— START OF DATASET RECORDS —

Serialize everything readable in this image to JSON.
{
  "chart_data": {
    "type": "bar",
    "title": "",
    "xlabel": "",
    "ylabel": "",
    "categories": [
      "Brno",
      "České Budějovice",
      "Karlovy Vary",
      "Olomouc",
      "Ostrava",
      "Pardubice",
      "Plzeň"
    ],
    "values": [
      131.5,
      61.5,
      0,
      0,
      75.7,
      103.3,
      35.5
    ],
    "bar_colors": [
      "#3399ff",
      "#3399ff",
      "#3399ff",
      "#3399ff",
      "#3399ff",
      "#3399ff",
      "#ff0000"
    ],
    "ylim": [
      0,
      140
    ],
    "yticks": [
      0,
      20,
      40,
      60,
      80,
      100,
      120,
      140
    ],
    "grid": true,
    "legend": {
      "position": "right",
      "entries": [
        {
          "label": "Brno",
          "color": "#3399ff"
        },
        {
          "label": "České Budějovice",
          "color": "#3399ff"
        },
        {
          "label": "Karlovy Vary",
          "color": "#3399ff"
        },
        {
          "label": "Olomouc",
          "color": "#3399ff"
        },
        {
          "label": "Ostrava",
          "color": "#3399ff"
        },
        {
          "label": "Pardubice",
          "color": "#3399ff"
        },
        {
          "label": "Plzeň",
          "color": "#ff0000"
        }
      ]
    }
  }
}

— END OF DATASET RECORDS —

• **GOAL**: Give the entries again in full, exactly as they are written.

• **CORRECT RESULT**:
Serialize everything readable in this image to JSON.
{
  "chart_data": {
    "type": "bar",
    "title": "",
    "xlabel": "",
    "ylabel": "",
    "categories": [
      "Brno",
      "České Budějovice",
      "Karlovy Vary",
      "Olomouc",
      "Ostrava",
      "Pardubice",
      "Plzeň"
    ],
    "values": [
      131.5,
      61.5,
      0,
      0,
      75.7,
      103.3,
      35.5
    ],
    "bar_colors": [
      "#3399ff",
      "#3399ff",
      "#3399ff",
      "#3399ff",
      "#3399ff",
      "#3399ff",
      "#ff0000"
    ],
    "ylim": [
      0,
      140
    ],
    "yticks": [
      0,
      20,
      40,
      60,
      80,
      100,
      120,
      140
    ],
    "grid": true,
    "legend": {
      "position": "right",
      "entries": [
        {
          "label": "Brno",
          "color": "#3399ff"
        },
        {
          "label": "České Budějovice",
          "color": "#3399ff"
        },
        {
          "label": "Karlovy Vary",
          "color": "#3399ff"
        },
        {
          "label": "Olomouc",
          "color": "#3399ff"
        },
        {
          "label": "Ostrava",
          "color": "#3399ff"
        },
        {
          "label": "Pardubice",
          "color": "#3399ff"
        },
        {
          "label": "Plzeň",
          "color": "#ff0000"
        }
      ]
    }
  }
}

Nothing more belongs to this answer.